Society of Claims Professionals

Interview with Scarlet Marie Morgan, claims administrator and trans ambassador, Allianz.

In this interview with Scarlet Marie we discuss her career journey as an insurance claims professional, how this journey developed after coming out as a trans woman, the importance of D&I initiatives in the workplace and how resources can provide helpful information for everyone.

  

Interview transcript:

James Moorhouse: Hello, this is James Moorhouse from the Chartered Insurance Institute here. And today I am joined by Scarlet Marie Morgan, who is a claims administrator and trans ambassador at Allianz, who’s going to talk to us today about her experiences in the insurance profession as well as her transition. So, hello Scarlet Marie.

Scarlet Marie Morgan: Hello James.

JM: I wanted to just start off by asking how did you get into the insurance sector? And what kind of role did you apply for initially?

SMM: Of course. I was in insurance before, but it was life insurance. So it was the generic, “hello, have you got your life insurance?” such and such, and then it went from there. And then I saw an advert for Allianz insurance as a claims handler. Now I thought, “brilliant, fantastic, I’ll go as a claims handler”, thinking it was to do with life insurance. Went for the interview, went fantastic. Then I realised it was car insurance. And low and behold I was that person that was quite shocked when they said it was a car insurance claims handling role for motor vehicles, fleet vehicle claims. And I, well apparently I must have excelled in the interview. So with zero experience in the car insurance and the car claims I actually got the role and landed it as a claims handler at Allianz insurance.

(ACTIVITY): Repeat the stretch of the Allianz interview from "Interview with Scarlet Marie Morgan, claims" through "apply for initially?", word for word. The listing that follows was drawn from a separate source.

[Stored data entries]
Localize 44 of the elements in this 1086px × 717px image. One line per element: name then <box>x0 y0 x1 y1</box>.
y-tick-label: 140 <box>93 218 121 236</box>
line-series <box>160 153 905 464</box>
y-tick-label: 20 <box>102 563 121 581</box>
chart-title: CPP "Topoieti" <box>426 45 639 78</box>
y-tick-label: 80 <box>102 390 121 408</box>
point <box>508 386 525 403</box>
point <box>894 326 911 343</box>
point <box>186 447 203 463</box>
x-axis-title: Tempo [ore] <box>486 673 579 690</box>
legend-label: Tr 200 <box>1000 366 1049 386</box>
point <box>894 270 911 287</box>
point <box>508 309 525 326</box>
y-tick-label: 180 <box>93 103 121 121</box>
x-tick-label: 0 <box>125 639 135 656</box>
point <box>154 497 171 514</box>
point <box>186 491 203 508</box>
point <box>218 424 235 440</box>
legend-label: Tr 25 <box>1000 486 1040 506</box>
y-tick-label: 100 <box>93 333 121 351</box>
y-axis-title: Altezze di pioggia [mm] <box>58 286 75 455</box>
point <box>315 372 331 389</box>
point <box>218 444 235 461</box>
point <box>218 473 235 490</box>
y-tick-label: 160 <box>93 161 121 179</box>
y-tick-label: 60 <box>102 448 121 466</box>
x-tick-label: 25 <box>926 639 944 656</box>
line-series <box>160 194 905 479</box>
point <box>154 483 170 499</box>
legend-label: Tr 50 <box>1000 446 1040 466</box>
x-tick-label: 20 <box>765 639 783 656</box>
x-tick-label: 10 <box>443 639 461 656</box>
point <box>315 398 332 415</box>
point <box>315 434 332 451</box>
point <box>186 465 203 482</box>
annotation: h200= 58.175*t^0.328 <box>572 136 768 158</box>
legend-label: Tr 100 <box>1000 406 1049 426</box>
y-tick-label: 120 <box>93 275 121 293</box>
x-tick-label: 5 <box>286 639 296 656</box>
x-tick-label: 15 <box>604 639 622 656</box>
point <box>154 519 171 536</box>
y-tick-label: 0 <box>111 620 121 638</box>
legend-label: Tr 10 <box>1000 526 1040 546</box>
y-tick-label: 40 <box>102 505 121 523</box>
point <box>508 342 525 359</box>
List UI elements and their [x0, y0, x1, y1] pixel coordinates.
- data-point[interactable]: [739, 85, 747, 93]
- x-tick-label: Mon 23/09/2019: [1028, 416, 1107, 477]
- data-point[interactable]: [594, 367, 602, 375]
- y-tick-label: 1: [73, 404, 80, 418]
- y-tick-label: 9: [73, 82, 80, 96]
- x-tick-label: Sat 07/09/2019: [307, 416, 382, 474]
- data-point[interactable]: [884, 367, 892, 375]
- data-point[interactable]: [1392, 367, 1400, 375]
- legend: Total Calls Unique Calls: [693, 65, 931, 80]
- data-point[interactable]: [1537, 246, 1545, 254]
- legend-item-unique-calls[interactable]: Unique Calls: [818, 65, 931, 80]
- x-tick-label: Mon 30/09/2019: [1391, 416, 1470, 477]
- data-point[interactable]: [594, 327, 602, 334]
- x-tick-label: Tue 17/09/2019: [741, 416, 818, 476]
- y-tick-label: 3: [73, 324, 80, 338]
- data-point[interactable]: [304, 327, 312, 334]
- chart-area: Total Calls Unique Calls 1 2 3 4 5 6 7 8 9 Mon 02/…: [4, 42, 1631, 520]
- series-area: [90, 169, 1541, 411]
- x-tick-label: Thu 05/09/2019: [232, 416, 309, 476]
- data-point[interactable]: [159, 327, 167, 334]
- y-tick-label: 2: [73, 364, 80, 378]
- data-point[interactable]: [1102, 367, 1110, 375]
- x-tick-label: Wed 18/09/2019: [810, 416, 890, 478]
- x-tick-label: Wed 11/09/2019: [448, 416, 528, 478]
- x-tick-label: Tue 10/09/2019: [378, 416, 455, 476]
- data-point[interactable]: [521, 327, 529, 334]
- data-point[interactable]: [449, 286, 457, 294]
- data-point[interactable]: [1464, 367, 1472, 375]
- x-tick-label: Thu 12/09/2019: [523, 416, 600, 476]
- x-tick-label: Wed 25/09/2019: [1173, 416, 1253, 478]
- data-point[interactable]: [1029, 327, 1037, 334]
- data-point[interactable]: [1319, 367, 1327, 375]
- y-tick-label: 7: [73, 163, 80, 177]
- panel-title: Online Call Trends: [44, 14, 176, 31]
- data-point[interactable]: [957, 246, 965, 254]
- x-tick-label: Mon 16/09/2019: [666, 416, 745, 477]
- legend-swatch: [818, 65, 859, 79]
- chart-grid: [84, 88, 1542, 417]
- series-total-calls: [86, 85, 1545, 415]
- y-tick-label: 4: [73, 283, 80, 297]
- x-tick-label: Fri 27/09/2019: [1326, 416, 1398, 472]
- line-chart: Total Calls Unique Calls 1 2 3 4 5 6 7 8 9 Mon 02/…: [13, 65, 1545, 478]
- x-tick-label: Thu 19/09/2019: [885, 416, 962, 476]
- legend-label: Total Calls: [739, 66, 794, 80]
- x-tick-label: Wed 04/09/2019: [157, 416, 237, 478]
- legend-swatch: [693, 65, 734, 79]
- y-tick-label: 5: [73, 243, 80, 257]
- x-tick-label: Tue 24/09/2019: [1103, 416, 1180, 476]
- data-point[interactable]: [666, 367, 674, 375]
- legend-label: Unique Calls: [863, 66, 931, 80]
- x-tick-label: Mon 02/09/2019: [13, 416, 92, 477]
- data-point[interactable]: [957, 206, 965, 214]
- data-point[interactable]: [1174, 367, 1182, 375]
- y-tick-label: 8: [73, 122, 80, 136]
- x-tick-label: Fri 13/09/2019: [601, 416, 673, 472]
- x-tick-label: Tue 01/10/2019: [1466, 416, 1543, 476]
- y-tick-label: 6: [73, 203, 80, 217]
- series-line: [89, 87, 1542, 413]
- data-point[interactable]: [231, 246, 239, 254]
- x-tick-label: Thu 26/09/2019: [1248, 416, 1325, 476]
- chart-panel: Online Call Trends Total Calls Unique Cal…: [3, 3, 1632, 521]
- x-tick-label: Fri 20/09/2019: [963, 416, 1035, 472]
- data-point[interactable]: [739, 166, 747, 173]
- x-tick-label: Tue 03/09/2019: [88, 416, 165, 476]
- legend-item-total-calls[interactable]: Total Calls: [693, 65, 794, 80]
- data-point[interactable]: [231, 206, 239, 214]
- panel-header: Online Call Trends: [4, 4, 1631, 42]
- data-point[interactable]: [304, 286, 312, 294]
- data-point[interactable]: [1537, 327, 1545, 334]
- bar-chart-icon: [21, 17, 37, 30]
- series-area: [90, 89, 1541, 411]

(RESULT):
Interview with Scarlet Marie Morgan, claims administrator and trans ambassador, Allianz.

In this interview with Scarlet Marie we discuss her career journey as an insurance claims professional, how this journey developed after coming out as a trans woman, the importance of D&I initiatives in the workplace and how resources can provide helpful information for everyone.

  

Interview transcript:

James Moorhouse: Hello, this is James Moorhouse from the Chartered Insurance Institute here. And today I am joined by Scarlet Marie Morgan, who is a claims administrator and trans ambassador at Allianz, who’s going to talk to us today about her experiences in the insurance profession as well as her transition. So, hello Scarlet Marie.

Scarlet Marie Morgan: Hello James.

JM: I wanted to just start off by asking how did you get into the insurance sector? And what kind of role did you apply for initially?